━━━ Provided records ━━━

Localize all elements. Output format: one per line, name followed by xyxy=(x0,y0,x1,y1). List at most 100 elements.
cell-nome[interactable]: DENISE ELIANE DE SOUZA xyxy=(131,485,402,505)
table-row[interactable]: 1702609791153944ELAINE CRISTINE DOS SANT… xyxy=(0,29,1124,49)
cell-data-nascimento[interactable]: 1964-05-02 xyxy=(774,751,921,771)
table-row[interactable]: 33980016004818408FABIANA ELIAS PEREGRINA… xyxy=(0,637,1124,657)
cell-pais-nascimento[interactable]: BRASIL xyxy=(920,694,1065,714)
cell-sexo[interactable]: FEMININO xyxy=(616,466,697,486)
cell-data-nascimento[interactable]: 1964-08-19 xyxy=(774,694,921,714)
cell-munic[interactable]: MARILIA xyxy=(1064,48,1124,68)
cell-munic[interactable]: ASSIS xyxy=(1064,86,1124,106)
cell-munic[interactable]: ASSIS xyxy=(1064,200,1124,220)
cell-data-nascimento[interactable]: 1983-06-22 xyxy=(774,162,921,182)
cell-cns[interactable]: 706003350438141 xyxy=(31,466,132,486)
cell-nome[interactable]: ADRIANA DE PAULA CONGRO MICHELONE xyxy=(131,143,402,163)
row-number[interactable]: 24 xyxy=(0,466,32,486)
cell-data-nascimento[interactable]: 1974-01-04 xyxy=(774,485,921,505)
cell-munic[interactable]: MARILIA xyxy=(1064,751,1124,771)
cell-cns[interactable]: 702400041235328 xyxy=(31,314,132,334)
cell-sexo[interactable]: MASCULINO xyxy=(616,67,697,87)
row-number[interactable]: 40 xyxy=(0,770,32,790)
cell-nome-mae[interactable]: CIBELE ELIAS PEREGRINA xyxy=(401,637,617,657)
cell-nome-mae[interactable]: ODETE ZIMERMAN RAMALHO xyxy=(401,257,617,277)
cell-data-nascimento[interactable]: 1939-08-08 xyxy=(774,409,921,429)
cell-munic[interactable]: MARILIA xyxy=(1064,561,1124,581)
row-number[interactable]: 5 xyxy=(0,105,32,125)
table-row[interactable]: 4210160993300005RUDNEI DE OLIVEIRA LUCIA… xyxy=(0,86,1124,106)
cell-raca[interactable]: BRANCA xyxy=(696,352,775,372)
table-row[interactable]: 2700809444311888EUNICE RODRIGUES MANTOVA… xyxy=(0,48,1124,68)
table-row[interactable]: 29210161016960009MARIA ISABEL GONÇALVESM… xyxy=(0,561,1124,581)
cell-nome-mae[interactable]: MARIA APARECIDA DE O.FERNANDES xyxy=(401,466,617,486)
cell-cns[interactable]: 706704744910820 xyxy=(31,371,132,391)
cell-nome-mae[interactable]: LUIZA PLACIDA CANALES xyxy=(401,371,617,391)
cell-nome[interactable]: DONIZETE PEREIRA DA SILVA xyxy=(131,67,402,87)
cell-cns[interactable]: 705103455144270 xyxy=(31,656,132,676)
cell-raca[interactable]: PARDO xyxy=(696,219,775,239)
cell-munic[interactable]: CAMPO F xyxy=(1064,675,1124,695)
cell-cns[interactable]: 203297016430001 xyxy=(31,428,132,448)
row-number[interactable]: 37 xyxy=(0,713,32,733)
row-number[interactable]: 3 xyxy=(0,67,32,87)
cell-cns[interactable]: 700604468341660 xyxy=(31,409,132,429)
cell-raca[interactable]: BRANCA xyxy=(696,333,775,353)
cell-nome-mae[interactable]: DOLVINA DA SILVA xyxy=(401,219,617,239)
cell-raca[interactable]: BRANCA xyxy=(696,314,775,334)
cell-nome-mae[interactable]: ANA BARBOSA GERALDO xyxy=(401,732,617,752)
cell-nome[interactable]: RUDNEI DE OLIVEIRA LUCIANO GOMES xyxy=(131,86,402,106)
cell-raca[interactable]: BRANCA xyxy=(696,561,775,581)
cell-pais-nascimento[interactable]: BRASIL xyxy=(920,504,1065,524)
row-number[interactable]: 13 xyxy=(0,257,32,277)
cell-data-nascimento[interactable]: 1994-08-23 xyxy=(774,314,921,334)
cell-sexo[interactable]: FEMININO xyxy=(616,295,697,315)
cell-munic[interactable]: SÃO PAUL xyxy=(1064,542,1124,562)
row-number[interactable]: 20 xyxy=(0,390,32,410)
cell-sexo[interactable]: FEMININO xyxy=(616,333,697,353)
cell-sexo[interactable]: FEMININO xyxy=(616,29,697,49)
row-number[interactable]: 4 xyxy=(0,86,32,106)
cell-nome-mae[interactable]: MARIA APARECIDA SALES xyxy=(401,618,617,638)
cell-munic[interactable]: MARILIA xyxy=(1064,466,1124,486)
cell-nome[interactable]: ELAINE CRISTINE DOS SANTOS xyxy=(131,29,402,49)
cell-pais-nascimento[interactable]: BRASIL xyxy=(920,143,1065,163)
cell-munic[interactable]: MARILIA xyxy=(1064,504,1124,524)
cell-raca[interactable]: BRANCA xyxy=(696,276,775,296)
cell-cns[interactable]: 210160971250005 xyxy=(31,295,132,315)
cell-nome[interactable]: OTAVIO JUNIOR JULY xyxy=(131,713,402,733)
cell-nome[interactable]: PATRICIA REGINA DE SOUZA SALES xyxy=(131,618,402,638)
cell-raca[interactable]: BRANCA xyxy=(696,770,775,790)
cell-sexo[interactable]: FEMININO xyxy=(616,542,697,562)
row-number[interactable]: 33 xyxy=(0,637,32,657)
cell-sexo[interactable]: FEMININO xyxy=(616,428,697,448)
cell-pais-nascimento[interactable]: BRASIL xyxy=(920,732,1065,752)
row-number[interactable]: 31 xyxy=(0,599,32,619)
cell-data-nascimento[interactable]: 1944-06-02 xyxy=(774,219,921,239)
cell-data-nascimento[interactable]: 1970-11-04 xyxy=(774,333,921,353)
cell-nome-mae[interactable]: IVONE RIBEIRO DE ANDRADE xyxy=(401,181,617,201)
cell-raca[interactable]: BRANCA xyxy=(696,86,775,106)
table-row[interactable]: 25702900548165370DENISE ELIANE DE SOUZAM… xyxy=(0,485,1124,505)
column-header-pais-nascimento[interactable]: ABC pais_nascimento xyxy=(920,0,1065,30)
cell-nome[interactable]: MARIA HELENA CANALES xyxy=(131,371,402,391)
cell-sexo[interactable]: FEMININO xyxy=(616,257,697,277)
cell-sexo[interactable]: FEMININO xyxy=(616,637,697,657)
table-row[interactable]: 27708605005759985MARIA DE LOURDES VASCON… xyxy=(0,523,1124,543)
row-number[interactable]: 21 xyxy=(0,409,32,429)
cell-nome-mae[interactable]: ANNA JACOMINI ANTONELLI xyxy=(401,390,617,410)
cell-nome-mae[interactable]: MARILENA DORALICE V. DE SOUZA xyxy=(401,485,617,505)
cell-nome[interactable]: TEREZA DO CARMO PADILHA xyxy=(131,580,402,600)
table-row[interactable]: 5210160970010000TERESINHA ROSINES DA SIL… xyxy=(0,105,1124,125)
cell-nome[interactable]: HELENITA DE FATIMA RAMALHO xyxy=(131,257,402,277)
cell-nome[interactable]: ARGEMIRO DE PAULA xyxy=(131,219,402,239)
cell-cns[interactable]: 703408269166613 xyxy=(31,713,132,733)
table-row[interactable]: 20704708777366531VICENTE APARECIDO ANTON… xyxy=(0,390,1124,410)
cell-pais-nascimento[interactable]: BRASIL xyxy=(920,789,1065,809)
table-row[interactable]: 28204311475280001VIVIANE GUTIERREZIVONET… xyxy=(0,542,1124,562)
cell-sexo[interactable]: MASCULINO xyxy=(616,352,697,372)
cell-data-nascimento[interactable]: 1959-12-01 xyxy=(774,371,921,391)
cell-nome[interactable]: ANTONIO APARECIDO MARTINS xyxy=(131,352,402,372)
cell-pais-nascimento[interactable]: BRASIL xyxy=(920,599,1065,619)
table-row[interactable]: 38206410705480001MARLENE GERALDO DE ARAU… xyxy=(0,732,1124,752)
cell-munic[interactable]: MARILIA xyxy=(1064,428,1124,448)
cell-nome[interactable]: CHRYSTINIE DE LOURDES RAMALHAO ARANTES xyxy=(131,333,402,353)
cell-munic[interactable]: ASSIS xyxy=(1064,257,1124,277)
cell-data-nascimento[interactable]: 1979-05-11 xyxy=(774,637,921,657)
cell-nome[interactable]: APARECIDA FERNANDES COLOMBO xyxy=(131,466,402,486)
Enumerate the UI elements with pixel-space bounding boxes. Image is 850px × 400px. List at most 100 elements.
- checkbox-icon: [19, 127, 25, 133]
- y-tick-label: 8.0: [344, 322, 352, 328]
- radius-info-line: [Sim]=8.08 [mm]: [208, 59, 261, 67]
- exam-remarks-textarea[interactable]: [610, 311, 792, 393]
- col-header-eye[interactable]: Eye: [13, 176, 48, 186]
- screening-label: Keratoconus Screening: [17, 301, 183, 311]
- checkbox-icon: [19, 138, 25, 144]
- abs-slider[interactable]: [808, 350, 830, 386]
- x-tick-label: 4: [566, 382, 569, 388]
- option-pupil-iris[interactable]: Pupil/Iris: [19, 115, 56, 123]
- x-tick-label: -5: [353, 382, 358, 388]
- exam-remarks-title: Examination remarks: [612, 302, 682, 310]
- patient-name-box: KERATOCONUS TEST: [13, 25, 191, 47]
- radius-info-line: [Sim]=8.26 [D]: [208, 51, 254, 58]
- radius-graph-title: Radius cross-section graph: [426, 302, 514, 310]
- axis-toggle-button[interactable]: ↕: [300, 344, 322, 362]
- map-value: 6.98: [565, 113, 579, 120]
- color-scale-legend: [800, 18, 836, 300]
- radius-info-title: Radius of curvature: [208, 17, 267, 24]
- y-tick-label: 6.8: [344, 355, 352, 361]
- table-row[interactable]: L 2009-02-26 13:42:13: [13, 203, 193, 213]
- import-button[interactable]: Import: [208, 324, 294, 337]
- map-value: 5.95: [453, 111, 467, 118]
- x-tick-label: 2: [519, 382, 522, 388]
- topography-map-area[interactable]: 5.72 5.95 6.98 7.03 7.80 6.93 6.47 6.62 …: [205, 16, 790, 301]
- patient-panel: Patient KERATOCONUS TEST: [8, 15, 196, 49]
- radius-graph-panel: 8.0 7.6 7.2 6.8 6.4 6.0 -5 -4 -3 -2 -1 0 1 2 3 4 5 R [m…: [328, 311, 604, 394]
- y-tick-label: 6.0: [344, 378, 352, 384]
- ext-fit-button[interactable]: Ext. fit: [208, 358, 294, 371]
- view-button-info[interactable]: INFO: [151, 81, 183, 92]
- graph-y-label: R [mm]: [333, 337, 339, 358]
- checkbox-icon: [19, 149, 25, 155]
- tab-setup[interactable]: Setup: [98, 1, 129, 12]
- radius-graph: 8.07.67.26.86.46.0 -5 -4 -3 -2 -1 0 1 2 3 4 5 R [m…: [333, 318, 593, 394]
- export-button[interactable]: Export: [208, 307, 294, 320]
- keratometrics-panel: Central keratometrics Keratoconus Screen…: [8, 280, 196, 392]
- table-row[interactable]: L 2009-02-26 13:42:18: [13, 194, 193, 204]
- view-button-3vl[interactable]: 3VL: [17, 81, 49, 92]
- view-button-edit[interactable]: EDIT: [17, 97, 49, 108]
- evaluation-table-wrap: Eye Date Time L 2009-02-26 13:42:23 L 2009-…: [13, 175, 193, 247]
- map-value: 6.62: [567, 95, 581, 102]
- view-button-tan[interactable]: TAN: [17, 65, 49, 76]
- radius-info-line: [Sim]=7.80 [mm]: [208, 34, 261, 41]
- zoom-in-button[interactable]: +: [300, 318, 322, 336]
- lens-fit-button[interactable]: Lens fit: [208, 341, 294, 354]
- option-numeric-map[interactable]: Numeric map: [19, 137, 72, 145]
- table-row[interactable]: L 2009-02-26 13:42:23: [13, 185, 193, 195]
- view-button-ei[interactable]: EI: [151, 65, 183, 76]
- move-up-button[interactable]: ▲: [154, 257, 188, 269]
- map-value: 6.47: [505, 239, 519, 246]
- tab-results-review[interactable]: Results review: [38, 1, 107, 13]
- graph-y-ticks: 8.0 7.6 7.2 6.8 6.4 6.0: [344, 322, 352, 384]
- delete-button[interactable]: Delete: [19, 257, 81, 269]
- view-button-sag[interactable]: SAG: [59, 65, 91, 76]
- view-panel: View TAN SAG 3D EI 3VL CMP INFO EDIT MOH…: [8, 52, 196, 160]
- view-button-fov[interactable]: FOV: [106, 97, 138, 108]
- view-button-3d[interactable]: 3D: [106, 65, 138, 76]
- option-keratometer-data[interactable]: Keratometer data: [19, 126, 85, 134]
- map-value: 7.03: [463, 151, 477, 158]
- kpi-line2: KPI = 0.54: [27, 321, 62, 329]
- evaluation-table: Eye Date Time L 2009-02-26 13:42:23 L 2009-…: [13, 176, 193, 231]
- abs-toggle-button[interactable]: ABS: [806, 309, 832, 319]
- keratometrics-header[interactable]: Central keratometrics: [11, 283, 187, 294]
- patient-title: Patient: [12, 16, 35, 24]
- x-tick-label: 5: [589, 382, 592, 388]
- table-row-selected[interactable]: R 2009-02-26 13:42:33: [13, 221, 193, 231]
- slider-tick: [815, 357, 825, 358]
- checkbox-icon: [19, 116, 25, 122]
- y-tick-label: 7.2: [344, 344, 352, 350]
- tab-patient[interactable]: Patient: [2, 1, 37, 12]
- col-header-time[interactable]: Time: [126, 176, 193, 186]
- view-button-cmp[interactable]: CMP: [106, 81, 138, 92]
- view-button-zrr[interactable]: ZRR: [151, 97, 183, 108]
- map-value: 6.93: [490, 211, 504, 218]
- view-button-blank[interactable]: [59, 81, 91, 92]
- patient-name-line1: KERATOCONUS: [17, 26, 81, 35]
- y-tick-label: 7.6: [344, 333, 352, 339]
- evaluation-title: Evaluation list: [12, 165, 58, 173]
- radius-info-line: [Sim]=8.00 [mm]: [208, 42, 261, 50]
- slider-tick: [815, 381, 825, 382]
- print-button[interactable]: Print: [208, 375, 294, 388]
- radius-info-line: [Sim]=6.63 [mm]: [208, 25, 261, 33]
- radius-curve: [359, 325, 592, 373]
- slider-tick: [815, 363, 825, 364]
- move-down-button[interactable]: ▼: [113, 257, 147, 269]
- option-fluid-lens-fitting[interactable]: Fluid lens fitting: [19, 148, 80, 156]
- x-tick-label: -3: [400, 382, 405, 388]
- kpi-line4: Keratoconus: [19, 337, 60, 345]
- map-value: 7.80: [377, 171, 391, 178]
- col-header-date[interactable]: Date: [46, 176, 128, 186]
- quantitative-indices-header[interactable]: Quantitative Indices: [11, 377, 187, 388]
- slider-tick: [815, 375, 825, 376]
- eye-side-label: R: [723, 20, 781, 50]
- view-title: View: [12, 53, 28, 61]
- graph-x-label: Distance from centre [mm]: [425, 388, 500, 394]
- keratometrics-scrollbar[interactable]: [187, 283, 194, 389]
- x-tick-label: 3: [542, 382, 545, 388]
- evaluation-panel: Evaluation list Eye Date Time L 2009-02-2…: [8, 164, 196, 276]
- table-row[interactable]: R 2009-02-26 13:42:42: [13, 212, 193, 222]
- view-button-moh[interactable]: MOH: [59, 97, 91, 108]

━━━

◆ Brief: Write out the stretch of items from the first line through the line that contains "row-number[interactable]: 40 xyxy=(0,770,32,790)", including both ends, and keep every line unchanged.

◆ Exercise result:
Localize all elements. Output format: one per line, name followed by xyxy=(x0,y0,x1,y1). List at most 100 elements.
cell-nome[interactable]: DENISE ELIANE DE SOUZA xyxy=(131,485,402,505)
table-row[interactable]: 1702609791153944ELAINE CRISTINE DOS SANT… xyxy=(0,29,1124,49)
cell-data-nascimento[interactable]: 1964-05-02 xyxy=(774,751,921,771)
table-row[interactable]: 33980016004818408FABIANA ELIAS PEREGRINA… xyxy=(0,637,1124,657)
cell-pais-nascimento[interactable]: BRASIL xyxy=(920,694,1065,714)
cell-sexo[interactable]: FEMININO xyxy=(616,466,697,486)
cell-data-nascimento[interactable]: 1964-08-19 xyxy=(774,694,921,714)
cell-munic[interactable]: MARILIA xyxy=(1064,48,1124,68)
cell-munic[interactable]: ASSIS xyxy=(1064,86,1124,106)
cell-munic[interactable]: ASSIS xyxy=(1064,200,1124,220)
cell-data-nascimento[interactable]: 1983-06-22 xyxy=(774,162,921,182)
cell-cns[interactable]: 706003350438141 xyxy=(31,466,132,486)
cell-nome[interactable]: ADRIANA DE PAULA CONGRO MICHELONE xyxy=(131,143,402,163)
row-number[interactable]: 24 xyxy=(0,466,32,486)
cell-data-nascimento[interactable]: 1974-01-04 xyxy=(774,485,921,505)
cell-munic[interactable]: MARILIA xyxy=(1064,751,1124,771)
cell-cns[interactable]: 702400041235328 xyxy=(31,314,132,334)
cell-sexo[interactable]: MASCULINO xyxy=(616,67,697,87)
row-number[interactable]: 40 xyxy=(0,770,32,790)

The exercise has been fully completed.